§ AIM OF THE EXERCISE
Take every line that has the string "aktuell" and copy it out.

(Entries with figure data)
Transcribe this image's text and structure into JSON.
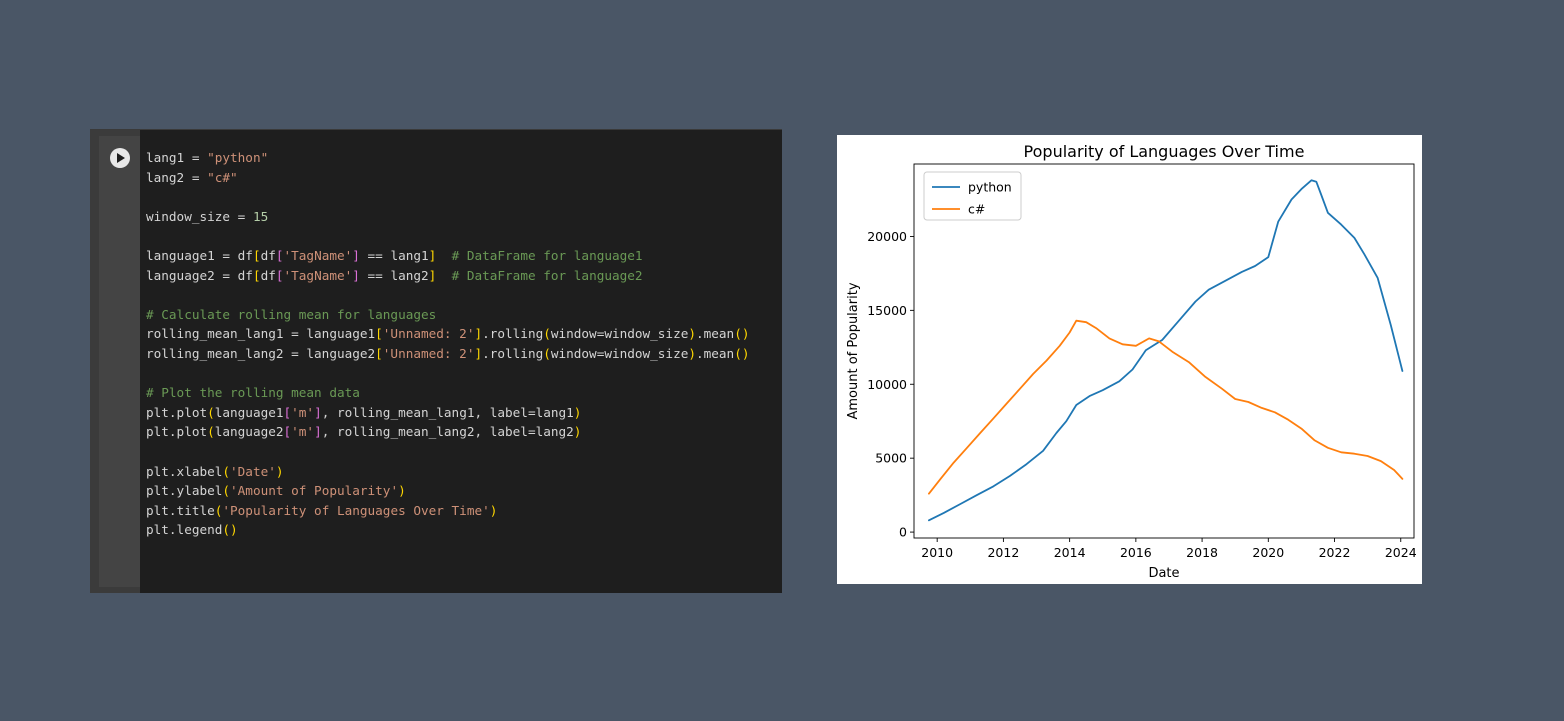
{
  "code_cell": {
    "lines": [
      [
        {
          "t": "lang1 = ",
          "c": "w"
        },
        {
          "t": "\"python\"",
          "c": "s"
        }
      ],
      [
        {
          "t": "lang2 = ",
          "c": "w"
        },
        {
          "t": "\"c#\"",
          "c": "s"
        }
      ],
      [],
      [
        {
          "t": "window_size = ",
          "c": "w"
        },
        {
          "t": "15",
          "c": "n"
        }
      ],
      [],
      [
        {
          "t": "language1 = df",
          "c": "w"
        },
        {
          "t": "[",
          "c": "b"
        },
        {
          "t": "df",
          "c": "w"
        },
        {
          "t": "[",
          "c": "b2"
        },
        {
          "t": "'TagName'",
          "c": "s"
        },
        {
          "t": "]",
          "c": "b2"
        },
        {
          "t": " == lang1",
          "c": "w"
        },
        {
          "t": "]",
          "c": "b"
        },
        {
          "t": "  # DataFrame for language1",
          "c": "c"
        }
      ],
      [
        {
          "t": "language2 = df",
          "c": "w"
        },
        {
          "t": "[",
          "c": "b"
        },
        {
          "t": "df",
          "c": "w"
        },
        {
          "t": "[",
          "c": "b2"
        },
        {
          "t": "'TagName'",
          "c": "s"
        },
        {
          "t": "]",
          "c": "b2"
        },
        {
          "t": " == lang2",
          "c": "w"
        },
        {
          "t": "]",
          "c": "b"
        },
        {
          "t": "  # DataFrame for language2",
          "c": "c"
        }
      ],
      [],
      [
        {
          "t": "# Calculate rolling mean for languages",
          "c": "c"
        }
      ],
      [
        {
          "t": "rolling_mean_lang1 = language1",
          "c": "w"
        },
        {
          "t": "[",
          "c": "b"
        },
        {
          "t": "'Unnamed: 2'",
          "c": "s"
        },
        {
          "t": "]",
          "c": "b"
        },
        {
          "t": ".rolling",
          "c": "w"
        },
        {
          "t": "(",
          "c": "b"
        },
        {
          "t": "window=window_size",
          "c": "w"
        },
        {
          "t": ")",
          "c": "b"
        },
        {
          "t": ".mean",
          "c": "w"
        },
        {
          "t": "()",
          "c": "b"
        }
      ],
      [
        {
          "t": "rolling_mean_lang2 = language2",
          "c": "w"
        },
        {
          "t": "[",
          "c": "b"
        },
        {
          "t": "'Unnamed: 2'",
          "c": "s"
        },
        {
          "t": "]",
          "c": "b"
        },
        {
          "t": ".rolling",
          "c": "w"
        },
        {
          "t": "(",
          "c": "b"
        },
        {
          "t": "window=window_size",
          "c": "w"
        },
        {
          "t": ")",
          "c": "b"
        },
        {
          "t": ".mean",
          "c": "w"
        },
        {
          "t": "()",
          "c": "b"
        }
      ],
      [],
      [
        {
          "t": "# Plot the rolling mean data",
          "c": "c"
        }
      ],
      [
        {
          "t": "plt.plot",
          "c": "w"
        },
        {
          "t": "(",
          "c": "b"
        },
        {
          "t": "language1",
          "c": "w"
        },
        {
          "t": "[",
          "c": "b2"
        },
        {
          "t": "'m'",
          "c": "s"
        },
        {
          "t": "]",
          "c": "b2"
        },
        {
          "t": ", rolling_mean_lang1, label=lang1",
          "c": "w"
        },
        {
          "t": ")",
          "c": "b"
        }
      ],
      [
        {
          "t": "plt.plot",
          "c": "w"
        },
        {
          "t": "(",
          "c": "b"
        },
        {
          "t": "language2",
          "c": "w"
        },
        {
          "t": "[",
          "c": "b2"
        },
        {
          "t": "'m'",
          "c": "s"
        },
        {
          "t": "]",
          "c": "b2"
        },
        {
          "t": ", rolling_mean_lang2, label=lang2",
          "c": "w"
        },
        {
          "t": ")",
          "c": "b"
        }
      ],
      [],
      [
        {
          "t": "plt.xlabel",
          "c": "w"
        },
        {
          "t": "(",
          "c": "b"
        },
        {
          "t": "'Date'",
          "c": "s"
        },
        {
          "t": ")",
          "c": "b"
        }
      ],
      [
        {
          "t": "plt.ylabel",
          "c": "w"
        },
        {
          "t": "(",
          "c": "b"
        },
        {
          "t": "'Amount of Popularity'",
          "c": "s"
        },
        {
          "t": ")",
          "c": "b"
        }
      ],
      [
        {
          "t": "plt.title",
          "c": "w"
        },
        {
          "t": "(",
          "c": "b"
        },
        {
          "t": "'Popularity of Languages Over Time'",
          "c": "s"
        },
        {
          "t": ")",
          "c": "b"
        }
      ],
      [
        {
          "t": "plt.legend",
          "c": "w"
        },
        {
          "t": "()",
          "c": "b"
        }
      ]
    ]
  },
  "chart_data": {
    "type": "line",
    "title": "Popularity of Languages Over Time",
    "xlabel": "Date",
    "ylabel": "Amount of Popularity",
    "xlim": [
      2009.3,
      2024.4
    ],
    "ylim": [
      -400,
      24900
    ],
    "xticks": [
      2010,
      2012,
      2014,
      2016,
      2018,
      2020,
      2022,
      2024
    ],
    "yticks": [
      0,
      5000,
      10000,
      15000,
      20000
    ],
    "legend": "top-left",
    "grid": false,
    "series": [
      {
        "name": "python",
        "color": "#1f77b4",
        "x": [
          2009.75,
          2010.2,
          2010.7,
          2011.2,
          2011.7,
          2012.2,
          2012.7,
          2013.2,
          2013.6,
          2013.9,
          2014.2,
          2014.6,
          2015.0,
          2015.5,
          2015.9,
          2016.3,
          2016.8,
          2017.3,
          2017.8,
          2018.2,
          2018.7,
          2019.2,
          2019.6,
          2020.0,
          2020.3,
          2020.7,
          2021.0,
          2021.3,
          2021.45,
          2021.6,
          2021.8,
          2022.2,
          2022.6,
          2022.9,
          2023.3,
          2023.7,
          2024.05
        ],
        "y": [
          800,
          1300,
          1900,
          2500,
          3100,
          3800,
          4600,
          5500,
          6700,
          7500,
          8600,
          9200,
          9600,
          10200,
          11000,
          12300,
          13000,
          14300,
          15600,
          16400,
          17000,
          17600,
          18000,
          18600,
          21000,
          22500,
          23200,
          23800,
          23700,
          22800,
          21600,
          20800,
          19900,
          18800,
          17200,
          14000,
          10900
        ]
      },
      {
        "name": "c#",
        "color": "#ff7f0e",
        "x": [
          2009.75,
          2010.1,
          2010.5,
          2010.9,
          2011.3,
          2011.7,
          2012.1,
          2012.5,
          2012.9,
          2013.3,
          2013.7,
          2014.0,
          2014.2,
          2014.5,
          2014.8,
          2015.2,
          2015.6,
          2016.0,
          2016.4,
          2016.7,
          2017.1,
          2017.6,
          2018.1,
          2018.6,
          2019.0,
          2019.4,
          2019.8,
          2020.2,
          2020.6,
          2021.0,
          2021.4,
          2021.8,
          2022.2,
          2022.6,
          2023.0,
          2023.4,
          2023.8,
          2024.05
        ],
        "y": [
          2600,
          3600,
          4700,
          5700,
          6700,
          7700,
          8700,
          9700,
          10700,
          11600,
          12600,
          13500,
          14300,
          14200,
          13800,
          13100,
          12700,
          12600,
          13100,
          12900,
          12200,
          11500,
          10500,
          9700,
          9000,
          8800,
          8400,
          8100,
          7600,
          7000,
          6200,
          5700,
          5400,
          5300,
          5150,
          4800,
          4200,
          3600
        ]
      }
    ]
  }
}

==

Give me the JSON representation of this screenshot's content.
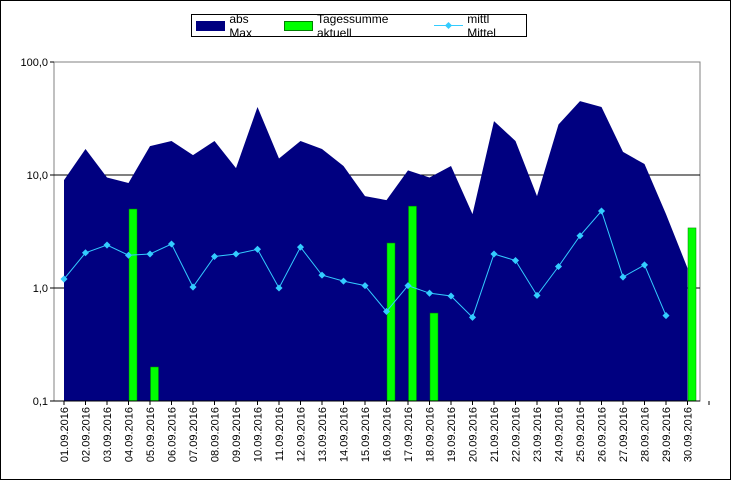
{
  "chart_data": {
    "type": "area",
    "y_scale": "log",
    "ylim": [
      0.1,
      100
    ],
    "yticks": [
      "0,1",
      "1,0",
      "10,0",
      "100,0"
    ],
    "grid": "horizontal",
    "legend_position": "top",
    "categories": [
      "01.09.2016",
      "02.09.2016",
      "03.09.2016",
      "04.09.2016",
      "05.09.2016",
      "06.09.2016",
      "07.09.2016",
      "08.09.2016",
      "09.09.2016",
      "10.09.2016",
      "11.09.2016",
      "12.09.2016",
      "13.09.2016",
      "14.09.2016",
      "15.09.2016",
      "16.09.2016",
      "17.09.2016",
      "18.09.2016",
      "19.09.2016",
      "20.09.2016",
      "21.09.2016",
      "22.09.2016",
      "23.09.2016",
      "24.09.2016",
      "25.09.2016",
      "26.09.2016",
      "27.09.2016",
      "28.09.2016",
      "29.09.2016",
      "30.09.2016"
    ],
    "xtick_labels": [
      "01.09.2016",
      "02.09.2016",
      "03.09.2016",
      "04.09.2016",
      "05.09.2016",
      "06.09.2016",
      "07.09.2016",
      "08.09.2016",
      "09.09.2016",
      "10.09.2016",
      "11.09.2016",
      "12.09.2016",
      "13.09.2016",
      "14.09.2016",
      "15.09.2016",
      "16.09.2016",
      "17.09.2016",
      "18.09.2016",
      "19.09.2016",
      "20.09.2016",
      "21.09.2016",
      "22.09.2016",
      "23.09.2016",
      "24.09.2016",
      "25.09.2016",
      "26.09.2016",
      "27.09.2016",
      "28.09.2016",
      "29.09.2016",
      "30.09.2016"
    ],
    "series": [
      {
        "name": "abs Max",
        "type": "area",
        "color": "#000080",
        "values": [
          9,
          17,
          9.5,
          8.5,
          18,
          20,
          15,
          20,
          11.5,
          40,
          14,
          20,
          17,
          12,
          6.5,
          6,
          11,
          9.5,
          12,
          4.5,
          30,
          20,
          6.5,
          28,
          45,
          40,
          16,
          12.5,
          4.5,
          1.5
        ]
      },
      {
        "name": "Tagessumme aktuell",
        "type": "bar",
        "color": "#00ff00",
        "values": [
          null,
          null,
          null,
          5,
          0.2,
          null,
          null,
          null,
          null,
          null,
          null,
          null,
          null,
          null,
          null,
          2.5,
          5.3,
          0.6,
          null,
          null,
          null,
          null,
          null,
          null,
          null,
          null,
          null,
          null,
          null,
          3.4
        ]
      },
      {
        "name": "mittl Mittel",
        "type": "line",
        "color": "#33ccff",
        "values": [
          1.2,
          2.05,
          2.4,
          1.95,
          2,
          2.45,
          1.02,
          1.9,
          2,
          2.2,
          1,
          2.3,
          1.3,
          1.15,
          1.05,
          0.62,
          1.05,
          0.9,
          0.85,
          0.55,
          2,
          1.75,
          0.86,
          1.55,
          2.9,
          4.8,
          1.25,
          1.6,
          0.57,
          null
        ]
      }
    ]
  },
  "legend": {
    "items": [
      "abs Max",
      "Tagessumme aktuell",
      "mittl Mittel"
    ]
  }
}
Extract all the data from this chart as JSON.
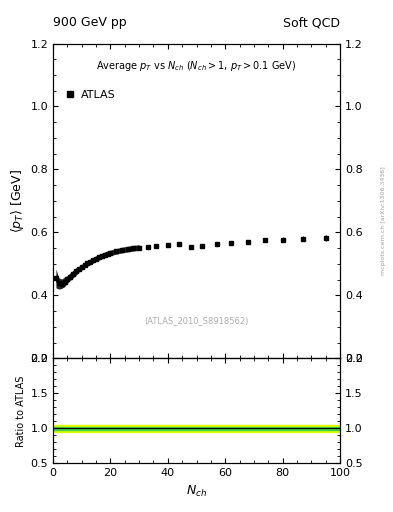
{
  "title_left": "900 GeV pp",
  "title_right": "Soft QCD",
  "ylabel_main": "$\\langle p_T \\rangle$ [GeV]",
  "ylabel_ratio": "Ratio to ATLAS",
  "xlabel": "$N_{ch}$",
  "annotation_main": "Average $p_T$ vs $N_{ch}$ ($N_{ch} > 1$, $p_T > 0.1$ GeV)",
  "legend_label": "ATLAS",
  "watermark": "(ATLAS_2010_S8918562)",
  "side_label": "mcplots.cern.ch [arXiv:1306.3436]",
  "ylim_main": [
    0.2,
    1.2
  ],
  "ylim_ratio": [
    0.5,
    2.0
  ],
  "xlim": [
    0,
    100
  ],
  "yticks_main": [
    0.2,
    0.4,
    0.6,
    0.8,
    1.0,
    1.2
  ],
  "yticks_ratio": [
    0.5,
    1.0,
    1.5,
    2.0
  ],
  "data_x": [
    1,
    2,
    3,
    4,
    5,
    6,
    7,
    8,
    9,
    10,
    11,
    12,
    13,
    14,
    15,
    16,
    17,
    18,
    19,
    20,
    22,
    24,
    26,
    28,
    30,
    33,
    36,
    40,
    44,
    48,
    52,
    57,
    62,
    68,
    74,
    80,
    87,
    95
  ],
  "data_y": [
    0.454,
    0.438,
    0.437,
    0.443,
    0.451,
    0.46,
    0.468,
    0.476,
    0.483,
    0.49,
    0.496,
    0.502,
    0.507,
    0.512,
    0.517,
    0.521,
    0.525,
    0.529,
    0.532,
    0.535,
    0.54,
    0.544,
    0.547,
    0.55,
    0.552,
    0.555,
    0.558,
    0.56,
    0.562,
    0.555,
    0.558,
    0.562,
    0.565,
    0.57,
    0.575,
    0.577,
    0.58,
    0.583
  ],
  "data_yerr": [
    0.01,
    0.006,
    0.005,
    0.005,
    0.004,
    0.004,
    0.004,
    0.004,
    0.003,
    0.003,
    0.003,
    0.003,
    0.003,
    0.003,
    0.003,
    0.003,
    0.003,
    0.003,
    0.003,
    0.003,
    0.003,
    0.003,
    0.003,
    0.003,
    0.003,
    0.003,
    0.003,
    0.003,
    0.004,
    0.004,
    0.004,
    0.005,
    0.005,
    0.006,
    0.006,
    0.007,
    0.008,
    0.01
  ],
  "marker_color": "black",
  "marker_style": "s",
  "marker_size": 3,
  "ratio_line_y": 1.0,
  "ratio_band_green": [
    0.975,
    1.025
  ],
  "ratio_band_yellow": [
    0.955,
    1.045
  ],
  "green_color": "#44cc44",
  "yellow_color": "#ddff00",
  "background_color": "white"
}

§ FINAL RESULT
        "name": "Tagessumme aktuell",
      "Tagessumme aktuell",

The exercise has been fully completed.